What you should do ::
Give the records back in full, exactly as they read.
● ● ●
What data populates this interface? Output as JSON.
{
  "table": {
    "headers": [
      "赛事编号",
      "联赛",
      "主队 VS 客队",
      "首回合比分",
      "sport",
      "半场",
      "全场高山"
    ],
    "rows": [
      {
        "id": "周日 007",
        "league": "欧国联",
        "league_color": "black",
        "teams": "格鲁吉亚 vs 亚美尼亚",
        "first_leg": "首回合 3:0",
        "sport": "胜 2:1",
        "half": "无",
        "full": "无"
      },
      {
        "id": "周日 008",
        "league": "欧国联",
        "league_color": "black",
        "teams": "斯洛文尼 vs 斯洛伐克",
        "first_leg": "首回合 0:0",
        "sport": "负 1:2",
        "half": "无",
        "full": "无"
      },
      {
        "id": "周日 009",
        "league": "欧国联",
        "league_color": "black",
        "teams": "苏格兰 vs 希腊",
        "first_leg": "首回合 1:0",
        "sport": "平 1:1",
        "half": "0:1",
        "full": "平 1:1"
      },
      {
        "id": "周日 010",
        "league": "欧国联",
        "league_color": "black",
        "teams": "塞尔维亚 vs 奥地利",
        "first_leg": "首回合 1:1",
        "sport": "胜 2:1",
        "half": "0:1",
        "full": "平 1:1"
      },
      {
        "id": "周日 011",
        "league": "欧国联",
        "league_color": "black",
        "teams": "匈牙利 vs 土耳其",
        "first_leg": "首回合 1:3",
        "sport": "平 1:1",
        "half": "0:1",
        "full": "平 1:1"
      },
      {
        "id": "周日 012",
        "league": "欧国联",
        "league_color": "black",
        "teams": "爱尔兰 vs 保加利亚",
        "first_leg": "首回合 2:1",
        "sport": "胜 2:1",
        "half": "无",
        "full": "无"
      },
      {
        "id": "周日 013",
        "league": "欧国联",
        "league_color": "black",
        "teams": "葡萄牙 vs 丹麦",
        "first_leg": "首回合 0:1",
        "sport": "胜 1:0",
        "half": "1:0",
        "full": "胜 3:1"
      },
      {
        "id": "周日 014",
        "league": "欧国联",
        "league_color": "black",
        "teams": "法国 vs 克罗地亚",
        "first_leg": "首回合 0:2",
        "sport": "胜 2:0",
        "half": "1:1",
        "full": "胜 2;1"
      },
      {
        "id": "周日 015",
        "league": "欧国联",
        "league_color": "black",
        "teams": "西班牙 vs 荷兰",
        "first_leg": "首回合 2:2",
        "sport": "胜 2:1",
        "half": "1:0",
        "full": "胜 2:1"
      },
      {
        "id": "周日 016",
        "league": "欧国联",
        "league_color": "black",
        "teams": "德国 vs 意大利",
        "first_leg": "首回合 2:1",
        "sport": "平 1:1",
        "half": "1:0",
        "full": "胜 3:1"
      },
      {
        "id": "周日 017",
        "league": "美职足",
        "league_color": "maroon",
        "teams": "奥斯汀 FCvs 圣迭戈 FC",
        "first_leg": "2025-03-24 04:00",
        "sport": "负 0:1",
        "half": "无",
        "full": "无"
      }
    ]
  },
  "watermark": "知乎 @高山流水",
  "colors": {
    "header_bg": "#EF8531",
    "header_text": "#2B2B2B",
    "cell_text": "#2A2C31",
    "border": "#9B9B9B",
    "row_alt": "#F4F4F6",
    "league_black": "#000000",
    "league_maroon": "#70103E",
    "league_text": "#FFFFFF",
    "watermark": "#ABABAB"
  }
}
● ● ●
Complete answer ::
What data populates this interface? Output as JSON.
{
  "table": {
    "headers": [
      "赛事编号",
      "联赛",
      "主队 VS 客队",
      "首回合比分",
      "sport",
      "半场",
      "全场高山"
    ],
    "rows": [
      {
        "id": "周日 007",
        "league": "欧国联",
        "league_color": "black",
        "teams": "格鲁吉亚 vs 亚美尼亚",
        "first_leg": "首回合 3:0",
        "sport": "胜 2:1",
        "half": "无",
        "full": "无"
      },
      {
        "id": "周日 008",
        "league": "欧国联",
        "league_color": "black",
        "teams": "斯洛文尼 vs 斯洛伐克",
        "first_leg": "首回合 0:0",
        "sport": "负 1:2",
        "half": "无",
        "full": "无"
      },
      {
        "id": "周日 009",
        "league": "欧国联",
        "league_color": "black",
        "teams": "苏格兰 vs 希腊",
        "first_leg": "首回合 1:0",
        "sport": "平 1:1",
        "half": "0:1",
        "full": "平 1:1"
      },
      {
        "id": "周日 010",
        "league": "欧国联",
        "league_color": "black",
        "teams": "塞尔维亚 vs 奥地利",
        "first_leg": "首回合 1:1",
        "sport": "胜 2:1",
        "half": "0:1",
        "full": "平 1:1"
      },
      {
        "id": "周日 011",
        "league": "欧国联",
        "league_color": "black",
        "teams": "匈牙利 vs 土耳其",
        "first_leg": "首回合 1:3",
        "sport": "平 1:1",
        "half": "0:1",
        "full": "平 1:1"
      },
      {
        "id": "周日 012",
        "league": "欧国联",
        "league_color": "black",
        "teams": "爱尔兰 vs 保加利亚",
        "first_leg": "首回合 2:1",
        "sport": "胜 2:1",
        "half": "无",
        "full": "无"
      },
      {
        "id": "周日 013",
        "league": "欧国联",
        "league_color": "black",
        "teams": "葡萄牙 vs 丹麦",
        "first_leg": "首回合 0:1",
        "sport": "胜 1:0",
        "half": "1:0",
        "full": "胜 3:1"
      },
      {
        "id": "周日 014",
        "league": "欧国联",
        "league_color": "black",
        "teams": "法国 vs 克罗地亚",
        "first_leg": "首回合 0:2",
        "sport": "胜 2:0",
        "half": "1:1",
        "full": "胜 2;1"
      },
      {
        "id": "周日 015",
        "league": "欧国联",
        "league_color": "black",
        "teams": "西班牙 vs 荷兰",
        "first_leg": "首回合 2:2",
        "sport": "胜 2:1",
        "half": "1:0",
        "full": "胜 2:1"
      },
      {
        "id": "周日 016",
        "league": "欧国联",
        "league_color": "black",
        "teams": "德国 vs 意大利",
        "first_leg": "首回合 2:1",
        "sport": "平 1:1",
        "half": "1:0",
        "full": "胜 3:1"
      },
      {
        "id": "周日 017",
        "league": "美职足",
        "league_color": "maroon",
        "teams": "奥斯汀 FCvs 圣迭戈 FC",
        "first_leg": "2025-03-24 04:00",
        "sport": "负 0:1",
        "half": "无",
        "full": "无"
      }
    ]
  },
  "watermark": "知乎 @高山流水",
  "colors": {
    "header_bg": "#EF8531",
    "header_text": "#2B2B2B",
    "cell_text": "#2A2C31",
    "border": "#9B9B9B",
    "row_alt": "#F4F4F6",
    "league_black": "#000000",
    "league_maroon": "#70103E",
    "league_text": "#FFFFFF",
    "watermark": "#ABABAB"
  }
}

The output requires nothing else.